## Start TASK MATERIAL
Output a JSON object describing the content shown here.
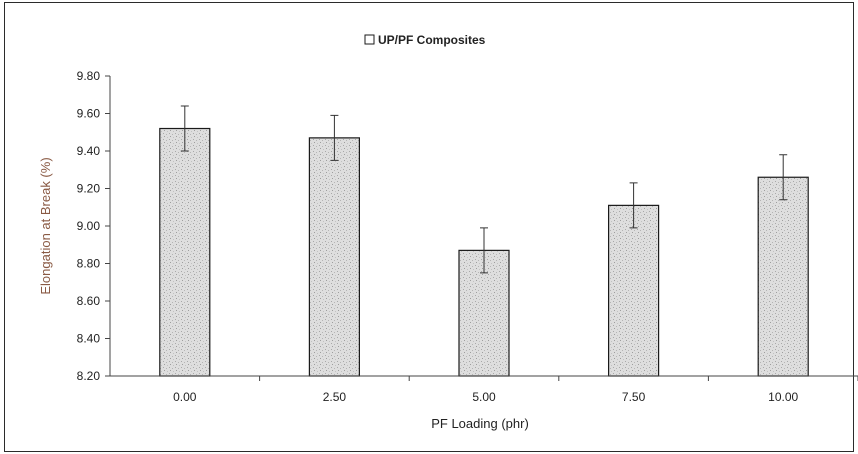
{
  "chart_data": {
    "type": "bar",
    "xlabel": "PF Loading (phr)",
    "ylabel": "Elongation at Break (%)",
    "categories": [
      "0.00",
      "2.50",
      "5.00",
      "7.50",
      "10.00"
    ],
    "series": [
      {
        "name": "UP/PF Composites",
        "values": [
          9.52,
          9.47,
          8.87,
          9.11,
          9.26
        ],
        "error": [
          0.12,
          0.12,
          0.12,
          0.12,
          0.12
        ]
      }
    ],
    "ylim": [
      8.2,
      9.8
    ],
    "yticks": [
      "8.20",
      "8.40",
      "8.60",
      "8.80",
      "9.00",
      "9.20",
      "9.40",
      "9.60",
      "9.80"
    ],
    "grid": false,
    "legend_position": "top-center",
    "colors": {
      "bar_fill": "#d9d9d9",
      "bar_stroke": "#1a1a1a",
      "axis": "#444444",
      "ylabel_color": "#8a5a44"
    }
  }
}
## End TASK MATERIAL
WHAT IS ASKED: Pictures are to be left out; all else in the entries above is to be quoted exactly.

EXERCISE OUTPUT:
Output a JSON object describing the content shown here.
{
  "chart_data": {
    "type": "bar",
    "xlabel": "PF Loading (phr)",
    "ylabel": "Elongation at Break (%)",
    "categories": [
      "0.00",
      "2.50",
      "5.00",
      "7.50",
      "10.00"
    ],
    "series": [
      {
        "name": "UP/PF Composites",
        "values": [
          9.52,
          9.47,
          8.87,
          9.11,
          9.26
        ],
        "error": [
          0.12,
          0.12,
          0.12,
          0.12,
          0.12
        ]
      }
    ],
    "ylim": [
      8.2,
      9.8
    ],
    "yticks": [
      "8.20",
      "8.40",
      "8.60",
      "8.80",
      "9.00",
      "9.20",
      "9.40",
      "9.60",
      "9.80"
    ],
    "grid": false,
    "legend_position": "top-center",
    "colors": {
      "bar_fill": "#d9d9d9",
      "bar_stroke": "#1a1a1a",
      "axis": "#444444",
      "ylabel_color": "#8a5a44"
    }
  }
}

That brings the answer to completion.